日本人画家
上村松園は近代日本における代表的な女性画家である。1948年に女性として初めて文化勲章を受章。また近代以降の美術家の中で作品が重要文化財に指定された女性は、彼女ただ一人である(2023年4月現在)。 松園の作品のほとんどは、女性の姿を描いたものである。松園は、浮世絵の図像を参考としたり、あるいは能などの伝統芸能に主題を求めたりしながら、彼女自身が考える「理想の女性像」を描き出した。
彼女は10代後半から画家として注目を集め始め、後を追う女性画家も数多く出現した。彼女の活躍は、女性を主題とした「美人画」というジャンルが当時の美術界に生まれる契機にもなった。しかし結局のところ、彼女の高い技術力、そして何物にも依存しない、精神的に自立した女性の内面を描写する能力という点では、彼女は同時代の他の作家による追随を許さなかった。
1887年に京都府画学校に入学。翌年同校を退学し、画学校時代の恩師である鈴木松年(1848–1918年)に入門する。1890年、第3回内国勧業博覧会に《四季美人図 》(所在不明)を出品。同作品は英国のコンノート皇子の買い上げとなり、大いに注目を集めた。またより幅広く画を学ぶため、1893年より四条派の幸野楳嶺(1844–1895年)の画塾に通い、1895年の楳嶺没後は楳嶺門下の竹内栖鳳(1864–1942年)に学んだ。1900年、第9回日本絵画協会・第4回日本美術院連合絵画共進会に《花ざかり》(所在不明)を出品、賞を受け画壇に広く認められた。
1907年、第1回文展に《長夜》(1907年、福田美術館蔵)を出品、以降同展に出品を重ねた。ちょうどこの時期、画壇では美人画が隆盛し、美人画は大衆の人気と批評家による非難―女性の外形の美しさを描いただけで内容がない、画中の女性の姿が卑俗である等―とのはざまにあった。こうした現象に呼応するかのように、同時期の松園の作品、例えば《花がたみ》(1915年、第9回文展出品、松伯美術館所蔵)、《焔》(1918年、第12回文展出品、東京国立博物館所蔵)では、それまでの彼女の作品とは異なり、人物の内面の描出に重点が置かれている。その後も細部の緻密な描写に注力した《楊貴妃》(1922年、第4回帝展出品、松伯美術館所蔵)など、さまざまな表現を試みた。 こうした試みの一方で、画壇での松園の地位は着実に高まっていった。1924年には帝展の委員となり、皇族や財閥などからの依頼画の数も次第に増加した。

文書レイアウト検出データ

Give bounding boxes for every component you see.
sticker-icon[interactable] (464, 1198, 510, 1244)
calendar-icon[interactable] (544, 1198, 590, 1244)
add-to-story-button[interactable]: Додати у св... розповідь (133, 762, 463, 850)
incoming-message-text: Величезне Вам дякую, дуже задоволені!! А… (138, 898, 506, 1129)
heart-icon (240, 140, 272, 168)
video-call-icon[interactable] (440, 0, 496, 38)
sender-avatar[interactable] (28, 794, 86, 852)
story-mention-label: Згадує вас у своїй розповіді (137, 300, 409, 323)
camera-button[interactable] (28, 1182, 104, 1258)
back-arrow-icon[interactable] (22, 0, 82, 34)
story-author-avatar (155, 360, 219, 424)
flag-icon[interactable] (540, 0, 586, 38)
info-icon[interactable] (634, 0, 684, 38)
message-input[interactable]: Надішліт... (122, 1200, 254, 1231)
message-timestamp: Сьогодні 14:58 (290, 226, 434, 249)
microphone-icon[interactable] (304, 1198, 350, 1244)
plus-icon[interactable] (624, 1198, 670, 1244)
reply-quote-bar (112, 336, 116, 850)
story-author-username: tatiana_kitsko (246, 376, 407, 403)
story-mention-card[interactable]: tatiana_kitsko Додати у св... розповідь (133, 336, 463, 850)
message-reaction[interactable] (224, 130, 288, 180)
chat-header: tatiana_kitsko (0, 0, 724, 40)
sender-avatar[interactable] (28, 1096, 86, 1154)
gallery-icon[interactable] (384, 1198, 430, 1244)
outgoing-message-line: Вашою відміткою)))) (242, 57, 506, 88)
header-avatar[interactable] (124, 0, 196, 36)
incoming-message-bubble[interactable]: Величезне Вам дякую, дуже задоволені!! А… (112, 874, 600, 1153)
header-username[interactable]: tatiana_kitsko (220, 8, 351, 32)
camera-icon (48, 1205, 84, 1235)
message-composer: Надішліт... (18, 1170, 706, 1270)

▶ [作業課題 1] 上村松園に関する文章のうち、「彼女は10代後半から画家とし」から「家による追随を許さなかった。」までの部分をそのまま出力してください。
▶ [作業課題 2] 上村松園に関する文章の末尾に続けて、その先を書き進めてください。
これらの記録は、本文とは別の出典から取られたものです。

▶ [作業結果 1]
彼女は10代後半から画家として注目を集め始め、後を追う女性画家も数多く出現した。彼女の活躍は、女性を主題とした「美人画」というジャンルが当時の美術界に生まれる契機にもなった。しかし結局のところ、彼女の高い技術力、そして何物にも依存しない、精神的に自立した女性の内面を描写する能力という点では、彼女は同時代の他の作家による追随を許さなかった。

▶ [作業結果 2]
1934年、母が没した。母は松園を女手一つで育て、松園が画業の道に進むことを後押しした存在である。以降、《母子》(1934年、第15回帝展出品、東京国立近代美術館所蔵、国宝・重要文化財[美術品])など、過去の風俗の中に亡き母への追慕の念を託したものが見られるようになった。またこの1930年代は松園芸術の集大成とも言うべき大作が次々と生み出された時期でもある。松園には珍しく現代風俗に取材した《序の舞》(1936年、文展招待展出品、東京芸術大学所蔵、国宝・重要文化財[美術品])、彼女の長年の余技である謡曲を制作に生かした《草紙洗小町》(1937年、第1回新文展出品、東京芸術大学所蔵)などである。
晩年にあたる1940年代は小品の数が増えるが、過去の市井の人の暮らしを取り上げた《晩秋》(1943年、関西邦画展出品、大阪市美術館所蔵)をはじめ優品は多い。